#### DIRECTIVE:
Copy exactly the stretch of lines from the one holding "What text is on this page?" through the last line of the data below, inclusive. Leave out pictures.

-- START PROVIDED DATA --

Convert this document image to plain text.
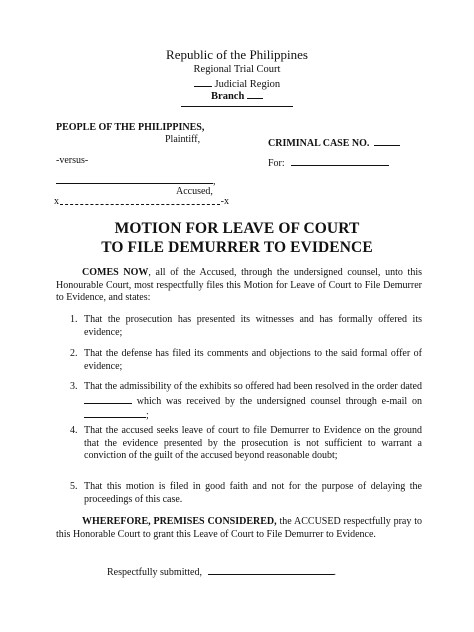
Republic of the Philippines
Regional Trial Court
Judicial Region
Branch
PEOPLE OF THE PHILIPPINES,
Plaintiff,	CRIMINAL CASE NO.
-versus-	For:
,
Accused,
x	-x
MOTION FOR LEAVE OF COURT
TO FILE DEMURRER TO EVIDENCE
COMES NOW, all of the Accused, through the undersigned counsel, unto this Honourable Court, most respectfully files this Motion for Leave of Court to File Demurrer to Evidence, and states:
1. That the prosecution has presented its witnesses and has formally offered its evidence;
2. That the defense has filed its comments and objections to the said formal offer of evidence;
3. That the admissibility of the exhibits so offered had been resolved in the order dated  which was received by the undersigned counsel through e-mail on ;
4. That the accused seeks leave of court to file Demurrer to Evidence on the ground that the evidence presented by the prosecution is not sufficient to warrant a conviction of the guilt of the accused beyond reasonable doubt;
5. That this motion is filed in good faith and not for the purpose of delaying the proceedings of this case.
WHEREFORE, PREMISES CONSIDERED, the ACCUSED respectfully pray to this Honorable Court to grant this Leave of Court to File Demurrer to Evidence.
Respectfully submitted,	.
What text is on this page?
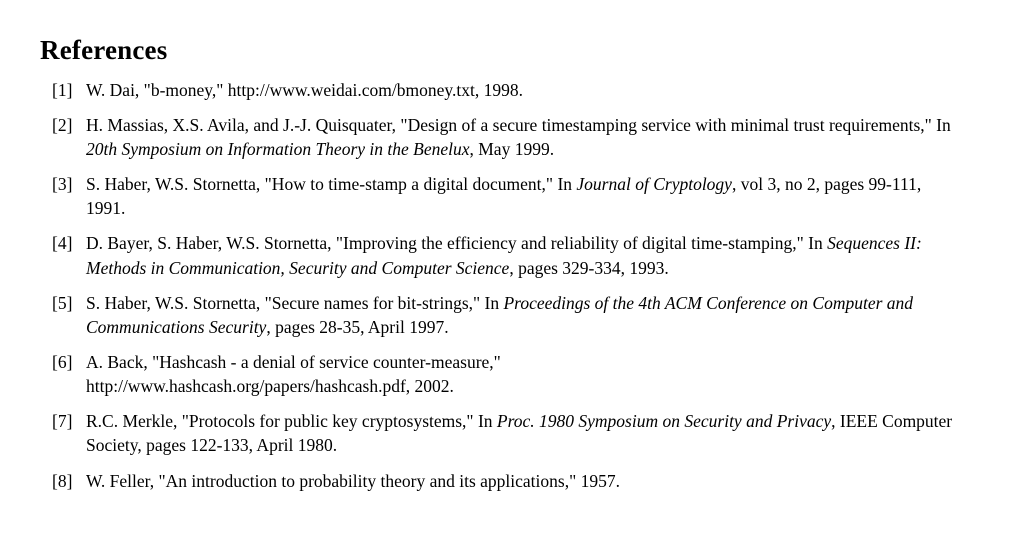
References
[1] W. Dai, "b-money," http://www.weidai.com/bmoney.txt, 1998.
[2] H. Massias, X.S. Avila, and J.-J. Quisquater, "Design of a secure timestamping service with minimal trust requirements," In 20th Symposium on Information Theory in the Benelux, May 1999.
[3] S. Haber, W.S. Stornetta, "How to time-stamp a digital document," In Journal of Cryptology, vol 3, no 2, pages 99-111, 1991.
[4] D. Bayer, S. Haber, W.S. Stornetta, "Improving the efficiency and reliability of digital time-stamping," In Sequences II: Methods in Communication, Security and Computer Science, pages 329-334, 1993.
[5] S. Haber, W.S. Stornetta, "Secure names for bit-strings," In Proceedings of the 4th ACM Conference on Computer and Communications Security, pages 28-35, April 1997.
[6] A. Back, "Hashcash - a denial of service counter-measure,"
http://www.hashcash.org/papers/hashcash.pdf, 2002.
[7] R.C. Merkle, "Protocols for public key cryptosystems," In Proc. 1980 Symposium on Security and Privacy, IEEE Computer Society, pages 122-133, April 1980.
[8] W. Feller, "An introduction to probability theory and its applications," 1957.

-- END PROVIDED DATA --

#### ANSWER TO THE TASK:
What text is on this page?
References
[1] W. Dai, "b-money," http://www.weidai.com/bmoney.txt, 1998.
[2] H. Massias, X.S. Avila, and J.-J. Quisquater, "Design of a secure timestamping service with minimal trust requirements," In 20th Symposium on Information Theory in the Benelux, May 1999.
[3] S. Haber, W.S. Stornetta, "How to time-stamp a digital document," In Journal of Cryptology, vol 3, no 2, pages 99-111, 1991.
[4] D. Bayer, S. Haber, W.S. Stornetta, "Improving the efficiency and reliability of digital time-stamping," In Sequences II: Methods in Communication, Security and Computer Science, pages 329-334, 1993.
[5] S. Haber, W.S. Stornetta, "Secure names for bit-strings," In Proceedings of the 4th ACM Conference on Computer and Communications Security, pages 28-35, April 1997.
[6] A. Back, "Hashcash - a denial of service counter-measure,"
http://www.hashcash.org/papers/hashcash.pdf, 2002.
[7] R.C. Merkle, "Protocols for public key cryptosystems," In Proc. 1980 Symposium on Security and Privacy, IEEE Computer Society, pages 122-133, April 1980.
[8] W. Feller, "An introduction to probability theory and its applications," 1957.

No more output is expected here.